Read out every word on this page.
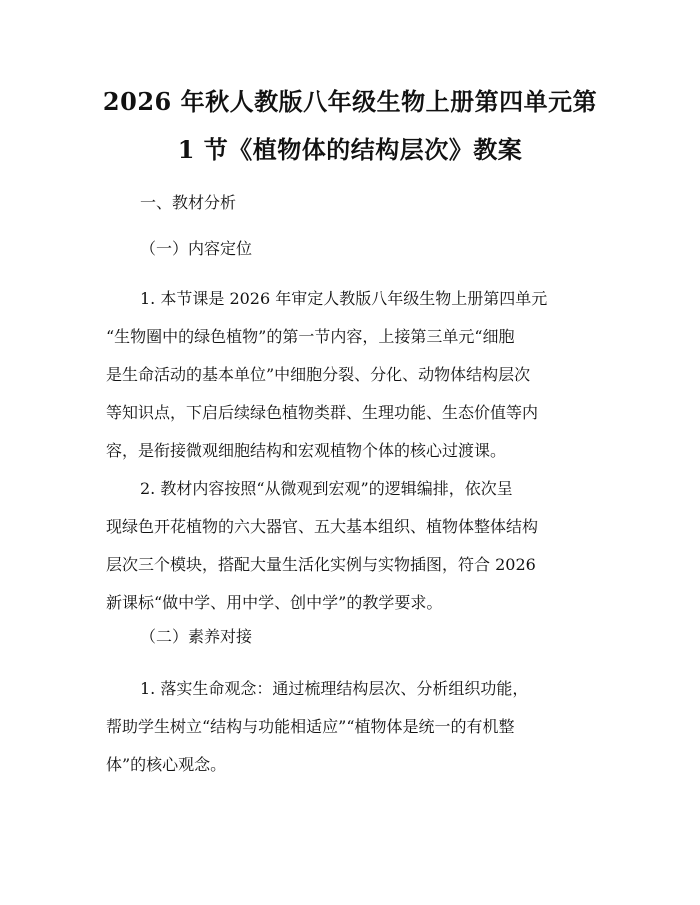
2026 年秋人教版八年级生物上册第四单元第
1 节《植物体的结构层次》教案
一、教材分析
（一）内容定位
1. 本节课是 2026 年审定人教版八年级生物上册第四单元
“生物圈中的绿色植物”的第一节内容，上接第三单元“细胞
是生命活动的基本单位”中细胞分裂、分化、动物体结构层次
等知识点，下启后续绿色植物类群、生理功能、生态价值等内
容，是衔接微观细胞结构和宏观植物个体的核心过渡课。
2. 教材内容按照“从微观到宏观”的逻辑编排，依次呈
现绿色开花植物的六大器官、五大基本组织、植物体整体结构
层次三个模块，搭配大量生活化实例与实物插图，符合 2026
新课标“做中学、用中学、创中学”的教学要求。
（二）素养对接
1. 落实生命观念：通过梳理结构层次、分析组织功能，
帮助学生树立“结构与功能相适应”“植物体是统一的有机整
体”的核心观念。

--- --- ---

### TASK BRIEF
Take the listing above and restate it word for word, without its pictures.

### FINAL RESULT
Read out every word on this page.
2026 年秋人教版八年级生物上册第四单元第
1 节《植物体的结构层次》教案
一、教材分析
（一）内容定位
1. 本节课是 2026 年审定人教版八年级生物上册第四单元
“生物圈中的绿色植物”的第一节内容，上接第三单元“细胞
是生命活动的基本单位”中细胞分裂、分化、动物体结构层次
等知识点，下启后续绿色植物类群、生理功能、生态价值等内
容，是衔接微观细胞结构和宏观植物个体的核心过渡课。
2. 教材内容按照“从微观到宏观”的逻辑编排，依次呈
现绿色开花植物的六大器官、五大基本组织、植物体整体结构
层次三个模块，搭配大量生活化实例与实物插图，符合 2026
新课标“做中学、用中学、创中学”的教学要求。
（二）素养对接
1. 落实生命观念：通过梳理结构层次、分析组织功能，
帮助学生树立“结构与功能相适应”“植物体是统一的有机整
体”的核心观念。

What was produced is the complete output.